GIVEN REQUEST
Gather, from the data below, each line in which the word "marker" occurs.

DATASET RECORDS
## begin
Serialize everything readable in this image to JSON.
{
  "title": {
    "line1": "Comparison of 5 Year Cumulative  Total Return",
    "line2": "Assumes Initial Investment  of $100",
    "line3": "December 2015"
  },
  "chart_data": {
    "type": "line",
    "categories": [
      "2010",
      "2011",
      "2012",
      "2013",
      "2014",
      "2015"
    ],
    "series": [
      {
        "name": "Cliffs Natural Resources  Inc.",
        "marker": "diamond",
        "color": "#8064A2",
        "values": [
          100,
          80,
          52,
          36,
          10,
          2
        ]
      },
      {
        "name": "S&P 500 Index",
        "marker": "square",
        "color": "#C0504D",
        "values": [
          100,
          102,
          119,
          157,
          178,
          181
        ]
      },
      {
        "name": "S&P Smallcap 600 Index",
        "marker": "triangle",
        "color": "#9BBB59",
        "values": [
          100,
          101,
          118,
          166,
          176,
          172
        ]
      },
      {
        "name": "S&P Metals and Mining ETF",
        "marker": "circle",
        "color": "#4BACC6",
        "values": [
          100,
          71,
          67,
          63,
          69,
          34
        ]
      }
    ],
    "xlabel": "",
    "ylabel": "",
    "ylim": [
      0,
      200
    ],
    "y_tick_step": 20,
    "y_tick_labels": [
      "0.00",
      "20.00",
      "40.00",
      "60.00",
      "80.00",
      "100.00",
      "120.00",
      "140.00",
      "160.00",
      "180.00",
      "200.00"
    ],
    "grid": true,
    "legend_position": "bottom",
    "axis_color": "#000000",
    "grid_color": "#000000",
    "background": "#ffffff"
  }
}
## end
## begin
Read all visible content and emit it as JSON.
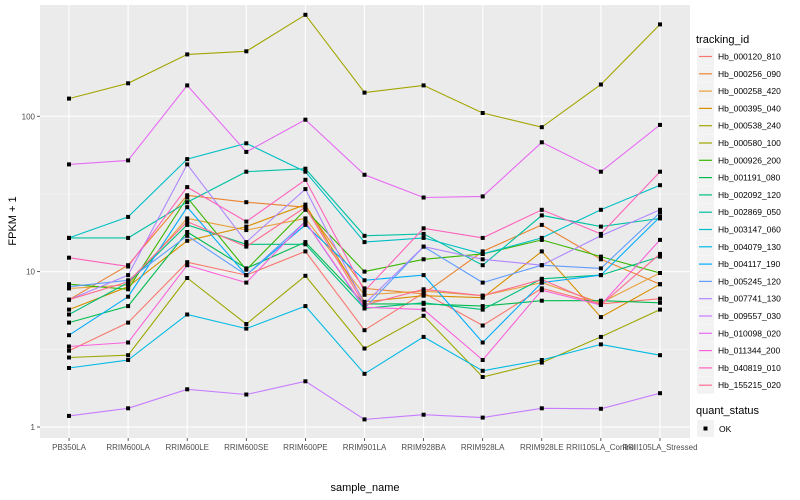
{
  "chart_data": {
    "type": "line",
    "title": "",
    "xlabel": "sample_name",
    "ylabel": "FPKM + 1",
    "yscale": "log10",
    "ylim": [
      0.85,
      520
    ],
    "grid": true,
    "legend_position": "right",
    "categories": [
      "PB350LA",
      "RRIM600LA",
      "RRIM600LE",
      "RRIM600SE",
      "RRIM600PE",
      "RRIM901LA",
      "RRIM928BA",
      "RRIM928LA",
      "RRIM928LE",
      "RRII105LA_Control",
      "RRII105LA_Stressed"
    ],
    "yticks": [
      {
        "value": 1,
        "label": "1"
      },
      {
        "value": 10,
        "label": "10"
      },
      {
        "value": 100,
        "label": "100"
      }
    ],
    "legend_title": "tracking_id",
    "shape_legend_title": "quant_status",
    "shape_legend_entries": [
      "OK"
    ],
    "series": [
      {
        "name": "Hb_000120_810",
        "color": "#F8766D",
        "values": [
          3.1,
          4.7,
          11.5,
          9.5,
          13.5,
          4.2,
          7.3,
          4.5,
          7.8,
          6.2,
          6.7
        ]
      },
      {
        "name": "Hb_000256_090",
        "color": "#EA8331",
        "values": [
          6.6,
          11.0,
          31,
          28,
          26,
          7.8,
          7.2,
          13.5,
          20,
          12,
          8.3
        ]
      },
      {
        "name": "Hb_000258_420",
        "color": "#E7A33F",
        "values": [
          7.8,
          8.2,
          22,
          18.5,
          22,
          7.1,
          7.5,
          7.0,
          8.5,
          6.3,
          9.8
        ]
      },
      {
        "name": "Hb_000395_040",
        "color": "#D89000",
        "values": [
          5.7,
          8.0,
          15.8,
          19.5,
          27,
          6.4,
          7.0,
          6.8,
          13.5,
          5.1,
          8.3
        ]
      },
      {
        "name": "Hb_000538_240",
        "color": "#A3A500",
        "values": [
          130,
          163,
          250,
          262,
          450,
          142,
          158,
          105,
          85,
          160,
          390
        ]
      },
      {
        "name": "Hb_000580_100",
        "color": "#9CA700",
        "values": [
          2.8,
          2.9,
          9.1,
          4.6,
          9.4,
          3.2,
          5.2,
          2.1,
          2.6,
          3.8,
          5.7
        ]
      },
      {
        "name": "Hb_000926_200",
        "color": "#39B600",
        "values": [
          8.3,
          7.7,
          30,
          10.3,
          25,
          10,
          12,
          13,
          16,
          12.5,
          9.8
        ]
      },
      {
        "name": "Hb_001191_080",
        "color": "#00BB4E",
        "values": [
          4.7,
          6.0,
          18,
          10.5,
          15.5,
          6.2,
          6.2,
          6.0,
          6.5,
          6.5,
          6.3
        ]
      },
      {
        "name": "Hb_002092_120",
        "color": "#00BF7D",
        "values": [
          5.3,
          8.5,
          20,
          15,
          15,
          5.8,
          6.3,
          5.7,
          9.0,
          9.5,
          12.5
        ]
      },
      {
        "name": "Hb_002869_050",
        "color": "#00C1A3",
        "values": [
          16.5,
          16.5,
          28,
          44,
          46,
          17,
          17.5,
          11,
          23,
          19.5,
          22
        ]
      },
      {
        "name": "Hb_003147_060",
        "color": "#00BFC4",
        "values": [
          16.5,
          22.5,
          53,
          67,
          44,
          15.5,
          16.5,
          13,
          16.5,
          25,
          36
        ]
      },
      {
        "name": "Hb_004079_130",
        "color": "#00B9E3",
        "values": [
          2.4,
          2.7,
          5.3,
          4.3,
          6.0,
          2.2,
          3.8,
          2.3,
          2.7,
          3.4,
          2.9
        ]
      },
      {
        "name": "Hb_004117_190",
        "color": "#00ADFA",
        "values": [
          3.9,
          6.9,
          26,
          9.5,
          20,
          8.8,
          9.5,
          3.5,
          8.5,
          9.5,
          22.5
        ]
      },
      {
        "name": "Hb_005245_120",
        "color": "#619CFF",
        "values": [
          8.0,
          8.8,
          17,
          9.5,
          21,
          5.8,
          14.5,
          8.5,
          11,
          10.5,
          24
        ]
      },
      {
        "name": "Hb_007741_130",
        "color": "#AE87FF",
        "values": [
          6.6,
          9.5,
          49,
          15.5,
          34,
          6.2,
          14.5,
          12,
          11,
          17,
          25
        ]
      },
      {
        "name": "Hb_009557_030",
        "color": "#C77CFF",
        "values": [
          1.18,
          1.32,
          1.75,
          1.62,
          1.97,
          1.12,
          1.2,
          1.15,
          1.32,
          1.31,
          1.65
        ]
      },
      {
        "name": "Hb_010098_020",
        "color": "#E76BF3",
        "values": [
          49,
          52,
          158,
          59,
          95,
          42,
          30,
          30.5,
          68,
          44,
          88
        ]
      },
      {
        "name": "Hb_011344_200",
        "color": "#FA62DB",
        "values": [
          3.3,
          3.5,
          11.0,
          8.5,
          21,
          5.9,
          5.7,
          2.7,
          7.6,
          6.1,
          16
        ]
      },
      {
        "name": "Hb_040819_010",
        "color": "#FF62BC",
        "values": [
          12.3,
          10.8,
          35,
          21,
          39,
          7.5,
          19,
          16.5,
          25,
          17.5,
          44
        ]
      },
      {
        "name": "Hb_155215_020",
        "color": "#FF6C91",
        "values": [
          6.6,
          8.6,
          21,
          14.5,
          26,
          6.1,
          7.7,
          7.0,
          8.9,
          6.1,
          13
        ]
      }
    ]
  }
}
## end
COMPLETED TASK
        "marker": "diamond",
        "marker": "square",
        "marker": "triangle",
        "marker": "circle",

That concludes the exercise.